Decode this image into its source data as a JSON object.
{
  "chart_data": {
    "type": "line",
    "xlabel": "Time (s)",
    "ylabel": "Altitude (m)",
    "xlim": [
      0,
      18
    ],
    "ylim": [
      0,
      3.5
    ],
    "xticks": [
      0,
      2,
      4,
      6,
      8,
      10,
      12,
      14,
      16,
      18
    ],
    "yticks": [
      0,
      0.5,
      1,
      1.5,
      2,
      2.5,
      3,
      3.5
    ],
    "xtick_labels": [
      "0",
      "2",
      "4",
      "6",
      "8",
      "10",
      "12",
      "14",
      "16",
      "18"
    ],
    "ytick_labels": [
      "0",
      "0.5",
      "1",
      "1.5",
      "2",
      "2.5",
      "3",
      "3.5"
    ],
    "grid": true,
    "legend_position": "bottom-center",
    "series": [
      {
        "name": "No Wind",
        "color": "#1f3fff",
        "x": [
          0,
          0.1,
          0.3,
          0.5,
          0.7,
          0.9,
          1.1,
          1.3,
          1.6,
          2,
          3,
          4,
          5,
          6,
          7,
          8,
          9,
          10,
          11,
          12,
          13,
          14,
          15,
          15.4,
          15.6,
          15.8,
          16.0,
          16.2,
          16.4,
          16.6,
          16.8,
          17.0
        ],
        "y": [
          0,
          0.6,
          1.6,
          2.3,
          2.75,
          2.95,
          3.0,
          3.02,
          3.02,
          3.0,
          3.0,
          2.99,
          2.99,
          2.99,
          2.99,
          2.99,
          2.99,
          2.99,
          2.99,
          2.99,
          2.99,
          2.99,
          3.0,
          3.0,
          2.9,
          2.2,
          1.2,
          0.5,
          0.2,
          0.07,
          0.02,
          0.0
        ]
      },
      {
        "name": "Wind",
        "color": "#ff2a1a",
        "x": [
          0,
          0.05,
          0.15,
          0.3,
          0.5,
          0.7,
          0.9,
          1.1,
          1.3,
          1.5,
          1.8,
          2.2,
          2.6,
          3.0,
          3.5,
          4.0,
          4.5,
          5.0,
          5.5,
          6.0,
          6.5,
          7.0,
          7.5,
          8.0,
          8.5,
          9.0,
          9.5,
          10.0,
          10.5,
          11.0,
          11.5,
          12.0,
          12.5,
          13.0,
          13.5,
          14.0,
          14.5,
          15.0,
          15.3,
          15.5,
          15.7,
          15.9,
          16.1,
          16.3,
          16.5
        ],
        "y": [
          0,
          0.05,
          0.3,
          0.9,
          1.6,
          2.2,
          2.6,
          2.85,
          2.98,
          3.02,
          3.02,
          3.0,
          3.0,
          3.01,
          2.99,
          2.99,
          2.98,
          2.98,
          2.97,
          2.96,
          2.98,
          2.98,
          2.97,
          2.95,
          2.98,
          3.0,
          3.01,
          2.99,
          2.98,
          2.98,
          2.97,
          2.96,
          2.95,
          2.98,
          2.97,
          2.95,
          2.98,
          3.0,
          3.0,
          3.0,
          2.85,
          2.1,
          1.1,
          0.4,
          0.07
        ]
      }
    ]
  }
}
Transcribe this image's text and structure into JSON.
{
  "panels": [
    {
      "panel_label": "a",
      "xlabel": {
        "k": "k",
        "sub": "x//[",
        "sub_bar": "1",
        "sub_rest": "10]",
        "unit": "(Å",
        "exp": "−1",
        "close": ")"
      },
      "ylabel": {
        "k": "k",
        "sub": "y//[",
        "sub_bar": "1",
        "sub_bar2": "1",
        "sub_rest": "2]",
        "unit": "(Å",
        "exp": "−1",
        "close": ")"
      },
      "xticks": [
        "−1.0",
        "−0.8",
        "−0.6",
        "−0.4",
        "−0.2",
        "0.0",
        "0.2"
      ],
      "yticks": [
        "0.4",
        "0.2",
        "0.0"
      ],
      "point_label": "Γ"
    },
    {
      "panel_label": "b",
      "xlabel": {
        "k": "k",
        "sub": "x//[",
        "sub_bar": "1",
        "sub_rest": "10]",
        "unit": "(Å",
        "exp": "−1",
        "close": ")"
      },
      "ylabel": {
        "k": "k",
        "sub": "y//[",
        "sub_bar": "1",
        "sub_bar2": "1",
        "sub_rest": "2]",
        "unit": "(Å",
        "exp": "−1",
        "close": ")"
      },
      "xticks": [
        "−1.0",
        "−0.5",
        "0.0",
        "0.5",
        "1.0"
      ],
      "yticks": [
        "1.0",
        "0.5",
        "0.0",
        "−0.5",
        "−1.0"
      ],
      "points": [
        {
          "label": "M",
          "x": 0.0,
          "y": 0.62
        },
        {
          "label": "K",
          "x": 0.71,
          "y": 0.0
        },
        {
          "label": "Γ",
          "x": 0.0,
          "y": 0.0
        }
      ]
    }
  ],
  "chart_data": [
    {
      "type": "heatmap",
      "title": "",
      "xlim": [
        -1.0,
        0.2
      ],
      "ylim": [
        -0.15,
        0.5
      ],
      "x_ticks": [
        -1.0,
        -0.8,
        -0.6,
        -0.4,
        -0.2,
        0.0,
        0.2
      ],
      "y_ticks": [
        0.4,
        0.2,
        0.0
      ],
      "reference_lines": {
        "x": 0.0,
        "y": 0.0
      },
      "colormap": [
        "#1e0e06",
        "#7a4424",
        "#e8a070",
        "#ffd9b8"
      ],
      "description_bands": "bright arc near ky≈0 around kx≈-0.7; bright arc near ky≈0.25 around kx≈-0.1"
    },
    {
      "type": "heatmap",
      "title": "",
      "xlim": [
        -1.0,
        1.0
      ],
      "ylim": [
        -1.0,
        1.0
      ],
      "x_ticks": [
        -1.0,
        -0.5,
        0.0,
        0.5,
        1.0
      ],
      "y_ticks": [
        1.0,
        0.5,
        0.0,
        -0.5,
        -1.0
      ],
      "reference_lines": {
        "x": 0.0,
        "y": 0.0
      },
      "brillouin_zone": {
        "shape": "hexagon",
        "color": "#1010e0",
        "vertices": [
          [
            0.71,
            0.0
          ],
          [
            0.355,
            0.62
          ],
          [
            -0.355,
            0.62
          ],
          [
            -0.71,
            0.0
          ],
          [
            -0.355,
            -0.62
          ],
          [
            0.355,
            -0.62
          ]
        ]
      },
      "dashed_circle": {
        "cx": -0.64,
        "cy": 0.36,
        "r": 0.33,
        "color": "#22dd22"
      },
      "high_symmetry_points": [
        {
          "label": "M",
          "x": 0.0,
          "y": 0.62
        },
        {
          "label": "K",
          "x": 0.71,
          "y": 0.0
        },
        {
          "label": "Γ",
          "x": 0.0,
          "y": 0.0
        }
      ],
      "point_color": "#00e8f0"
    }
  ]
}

---

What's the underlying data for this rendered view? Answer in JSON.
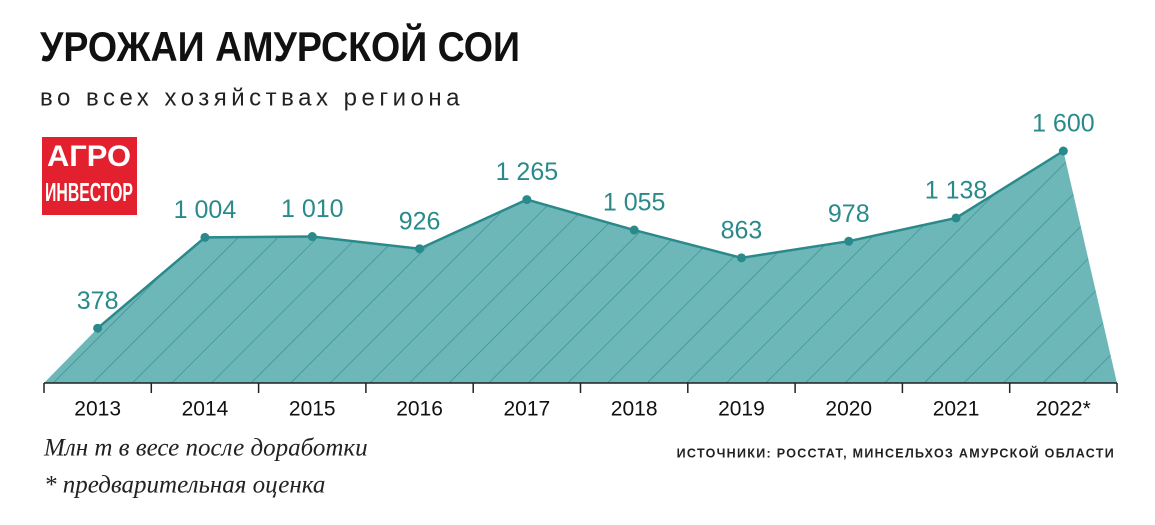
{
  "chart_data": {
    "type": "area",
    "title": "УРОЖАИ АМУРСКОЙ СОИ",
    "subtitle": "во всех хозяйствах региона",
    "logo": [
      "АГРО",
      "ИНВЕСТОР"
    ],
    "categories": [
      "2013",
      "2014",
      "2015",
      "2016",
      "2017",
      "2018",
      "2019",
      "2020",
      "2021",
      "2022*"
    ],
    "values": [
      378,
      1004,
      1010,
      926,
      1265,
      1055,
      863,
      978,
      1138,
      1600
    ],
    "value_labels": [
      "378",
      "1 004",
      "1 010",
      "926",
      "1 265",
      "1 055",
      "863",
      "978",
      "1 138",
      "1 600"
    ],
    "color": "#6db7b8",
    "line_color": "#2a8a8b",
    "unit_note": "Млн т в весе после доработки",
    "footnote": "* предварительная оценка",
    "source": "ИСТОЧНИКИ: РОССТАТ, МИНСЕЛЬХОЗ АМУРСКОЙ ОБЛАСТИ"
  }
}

» **Problem to solve**
Find the word "image" in the records and pull out each line that has it.

» **Solution**
Decode this image into its source data as a JSON object.
Transcribe this image's text and structure into JSON.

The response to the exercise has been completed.